▶ [Exercise details]: Return, character for character, every row from the first one through the row that contains "x-tick-label: 80 <box>956 1694 992 1727</box>", inclusive.

----- Data for this exercise -----

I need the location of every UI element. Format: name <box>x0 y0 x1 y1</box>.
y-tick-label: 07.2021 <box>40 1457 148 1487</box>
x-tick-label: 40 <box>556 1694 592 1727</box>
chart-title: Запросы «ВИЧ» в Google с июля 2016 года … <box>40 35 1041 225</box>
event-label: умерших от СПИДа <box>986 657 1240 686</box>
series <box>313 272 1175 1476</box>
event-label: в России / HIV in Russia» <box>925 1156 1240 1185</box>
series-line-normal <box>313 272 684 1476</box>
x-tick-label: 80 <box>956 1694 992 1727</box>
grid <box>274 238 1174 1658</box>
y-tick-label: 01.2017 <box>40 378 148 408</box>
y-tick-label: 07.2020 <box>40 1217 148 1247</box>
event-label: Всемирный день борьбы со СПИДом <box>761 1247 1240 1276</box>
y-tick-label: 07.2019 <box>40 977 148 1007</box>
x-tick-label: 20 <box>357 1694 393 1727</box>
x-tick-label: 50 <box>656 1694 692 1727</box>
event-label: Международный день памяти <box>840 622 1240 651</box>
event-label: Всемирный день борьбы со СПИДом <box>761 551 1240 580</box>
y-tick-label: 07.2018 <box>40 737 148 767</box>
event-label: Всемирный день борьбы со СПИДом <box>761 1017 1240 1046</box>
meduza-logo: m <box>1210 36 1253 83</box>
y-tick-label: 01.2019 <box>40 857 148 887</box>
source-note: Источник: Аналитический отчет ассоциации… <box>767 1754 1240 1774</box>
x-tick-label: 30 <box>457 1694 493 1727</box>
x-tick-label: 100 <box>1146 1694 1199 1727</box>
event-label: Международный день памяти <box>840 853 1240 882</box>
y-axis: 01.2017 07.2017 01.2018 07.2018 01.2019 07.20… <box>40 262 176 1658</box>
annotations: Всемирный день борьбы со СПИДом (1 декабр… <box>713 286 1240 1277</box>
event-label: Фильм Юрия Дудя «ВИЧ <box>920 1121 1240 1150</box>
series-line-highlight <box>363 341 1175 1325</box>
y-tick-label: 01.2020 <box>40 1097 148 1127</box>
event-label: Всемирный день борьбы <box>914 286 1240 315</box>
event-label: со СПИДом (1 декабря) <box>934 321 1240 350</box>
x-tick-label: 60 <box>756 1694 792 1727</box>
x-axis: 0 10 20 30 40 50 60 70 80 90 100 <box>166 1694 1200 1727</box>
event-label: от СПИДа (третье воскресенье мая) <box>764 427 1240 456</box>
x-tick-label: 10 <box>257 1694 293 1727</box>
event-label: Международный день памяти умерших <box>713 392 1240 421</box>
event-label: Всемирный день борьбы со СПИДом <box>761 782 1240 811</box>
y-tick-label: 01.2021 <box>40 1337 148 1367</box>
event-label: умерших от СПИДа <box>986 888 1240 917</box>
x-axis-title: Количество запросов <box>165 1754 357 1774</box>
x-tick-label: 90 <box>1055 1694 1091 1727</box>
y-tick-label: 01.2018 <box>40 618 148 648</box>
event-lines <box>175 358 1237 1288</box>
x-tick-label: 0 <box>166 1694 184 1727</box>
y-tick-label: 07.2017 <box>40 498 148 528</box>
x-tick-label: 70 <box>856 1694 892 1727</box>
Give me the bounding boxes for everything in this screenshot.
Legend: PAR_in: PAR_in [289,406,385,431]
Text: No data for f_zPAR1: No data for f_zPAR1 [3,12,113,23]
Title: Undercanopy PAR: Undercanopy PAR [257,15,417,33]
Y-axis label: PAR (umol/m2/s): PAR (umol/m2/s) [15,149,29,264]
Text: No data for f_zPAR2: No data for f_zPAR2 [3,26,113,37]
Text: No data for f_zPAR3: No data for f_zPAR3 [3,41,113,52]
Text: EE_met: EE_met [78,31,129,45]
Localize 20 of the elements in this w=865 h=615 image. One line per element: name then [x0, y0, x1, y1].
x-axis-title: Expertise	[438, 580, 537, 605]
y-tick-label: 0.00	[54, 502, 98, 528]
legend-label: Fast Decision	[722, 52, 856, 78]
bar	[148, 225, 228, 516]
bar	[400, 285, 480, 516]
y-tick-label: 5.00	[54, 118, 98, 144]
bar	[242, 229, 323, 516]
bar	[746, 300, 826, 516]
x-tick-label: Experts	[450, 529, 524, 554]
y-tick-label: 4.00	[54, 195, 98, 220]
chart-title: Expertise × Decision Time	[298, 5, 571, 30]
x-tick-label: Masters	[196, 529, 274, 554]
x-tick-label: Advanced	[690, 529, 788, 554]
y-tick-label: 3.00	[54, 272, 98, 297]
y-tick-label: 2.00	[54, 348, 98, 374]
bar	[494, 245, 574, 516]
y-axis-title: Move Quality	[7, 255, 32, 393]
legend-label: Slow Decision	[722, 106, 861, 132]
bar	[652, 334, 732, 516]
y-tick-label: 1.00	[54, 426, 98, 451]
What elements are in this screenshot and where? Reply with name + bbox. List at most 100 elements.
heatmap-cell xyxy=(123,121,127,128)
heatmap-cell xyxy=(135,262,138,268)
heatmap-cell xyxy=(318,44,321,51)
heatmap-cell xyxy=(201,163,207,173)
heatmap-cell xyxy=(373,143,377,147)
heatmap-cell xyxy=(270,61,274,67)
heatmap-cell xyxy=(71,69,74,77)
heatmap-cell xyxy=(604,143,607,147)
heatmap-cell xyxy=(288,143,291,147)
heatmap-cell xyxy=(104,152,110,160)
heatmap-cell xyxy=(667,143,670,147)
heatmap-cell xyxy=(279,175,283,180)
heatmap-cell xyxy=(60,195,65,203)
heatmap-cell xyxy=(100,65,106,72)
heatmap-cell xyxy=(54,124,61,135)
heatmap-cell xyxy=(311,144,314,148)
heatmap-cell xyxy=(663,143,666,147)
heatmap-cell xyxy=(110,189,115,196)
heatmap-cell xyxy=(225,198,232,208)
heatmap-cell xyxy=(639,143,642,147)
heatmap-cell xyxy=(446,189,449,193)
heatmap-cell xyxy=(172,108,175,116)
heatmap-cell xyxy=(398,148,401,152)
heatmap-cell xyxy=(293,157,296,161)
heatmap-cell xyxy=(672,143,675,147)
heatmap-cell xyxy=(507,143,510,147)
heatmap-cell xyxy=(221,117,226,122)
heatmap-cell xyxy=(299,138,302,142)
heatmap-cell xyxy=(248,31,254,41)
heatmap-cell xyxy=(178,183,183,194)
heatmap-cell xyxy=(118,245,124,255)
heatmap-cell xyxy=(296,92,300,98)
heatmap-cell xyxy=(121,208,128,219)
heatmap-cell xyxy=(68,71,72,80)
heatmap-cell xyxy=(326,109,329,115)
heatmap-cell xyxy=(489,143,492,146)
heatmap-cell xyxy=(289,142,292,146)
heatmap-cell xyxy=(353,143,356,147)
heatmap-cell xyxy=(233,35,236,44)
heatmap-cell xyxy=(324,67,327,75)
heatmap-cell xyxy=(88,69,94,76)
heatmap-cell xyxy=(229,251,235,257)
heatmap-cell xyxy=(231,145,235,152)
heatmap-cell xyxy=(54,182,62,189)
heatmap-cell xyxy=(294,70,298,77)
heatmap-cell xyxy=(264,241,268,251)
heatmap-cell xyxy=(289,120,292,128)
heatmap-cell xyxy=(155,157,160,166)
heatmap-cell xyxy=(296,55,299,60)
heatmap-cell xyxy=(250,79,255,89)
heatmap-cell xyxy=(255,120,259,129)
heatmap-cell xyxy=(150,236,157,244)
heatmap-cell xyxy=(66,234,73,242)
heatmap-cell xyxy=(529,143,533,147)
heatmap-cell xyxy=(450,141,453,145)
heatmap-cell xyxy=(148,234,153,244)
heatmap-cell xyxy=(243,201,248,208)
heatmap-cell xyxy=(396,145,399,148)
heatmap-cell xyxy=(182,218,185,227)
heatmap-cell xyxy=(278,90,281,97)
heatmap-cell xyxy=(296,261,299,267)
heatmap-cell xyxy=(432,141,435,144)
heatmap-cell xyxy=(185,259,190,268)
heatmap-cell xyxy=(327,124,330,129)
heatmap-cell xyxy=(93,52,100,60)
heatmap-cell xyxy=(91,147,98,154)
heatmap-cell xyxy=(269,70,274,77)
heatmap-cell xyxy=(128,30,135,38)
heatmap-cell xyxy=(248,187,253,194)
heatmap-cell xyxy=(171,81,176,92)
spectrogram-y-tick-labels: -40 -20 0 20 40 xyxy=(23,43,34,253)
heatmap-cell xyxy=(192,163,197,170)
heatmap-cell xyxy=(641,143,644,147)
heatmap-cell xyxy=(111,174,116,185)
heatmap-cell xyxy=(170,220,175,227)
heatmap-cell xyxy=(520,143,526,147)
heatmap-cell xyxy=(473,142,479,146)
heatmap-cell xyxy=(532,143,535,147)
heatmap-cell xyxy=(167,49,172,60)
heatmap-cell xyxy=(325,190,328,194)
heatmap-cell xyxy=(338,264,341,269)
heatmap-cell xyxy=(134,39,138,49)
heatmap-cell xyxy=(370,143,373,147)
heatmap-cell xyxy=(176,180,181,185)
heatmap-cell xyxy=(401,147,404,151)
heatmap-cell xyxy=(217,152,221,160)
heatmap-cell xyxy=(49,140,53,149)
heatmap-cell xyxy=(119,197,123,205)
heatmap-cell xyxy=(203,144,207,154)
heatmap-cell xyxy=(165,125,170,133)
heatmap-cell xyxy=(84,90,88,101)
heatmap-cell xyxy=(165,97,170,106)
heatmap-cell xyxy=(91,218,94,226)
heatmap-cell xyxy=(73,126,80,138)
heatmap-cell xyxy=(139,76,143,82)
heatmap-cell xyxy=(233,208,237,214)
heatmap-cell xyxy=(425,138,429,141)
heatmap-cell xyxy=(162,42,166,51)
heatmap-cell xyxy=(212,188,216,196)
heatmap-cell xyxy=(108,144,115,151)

-----

▶ [Task result]:
I need the location of every UI element. Format: name <box>x0 y0 x1 y1</box>.
y-tick-label: 07.2021 <box>40 1457 148 1487</box>
x-tick-label: 40 <box>556 1694 592 1727</box>
chart-title: Запросы «ВИЧ» в Google с июля 2016 года … <box>40 35 1041 225</box>
event-label: умерших от СПИДа <box>986 657 1240 686</box>
series <box>313 272 1175 1476</box>
event-label: в России / HIV in Russia» <box>925 1156 1240 1185</box>
series-line-normal <box>313 272 684 1476</box>
x-tick-label: 80 <box>956 1694 992 1727</box>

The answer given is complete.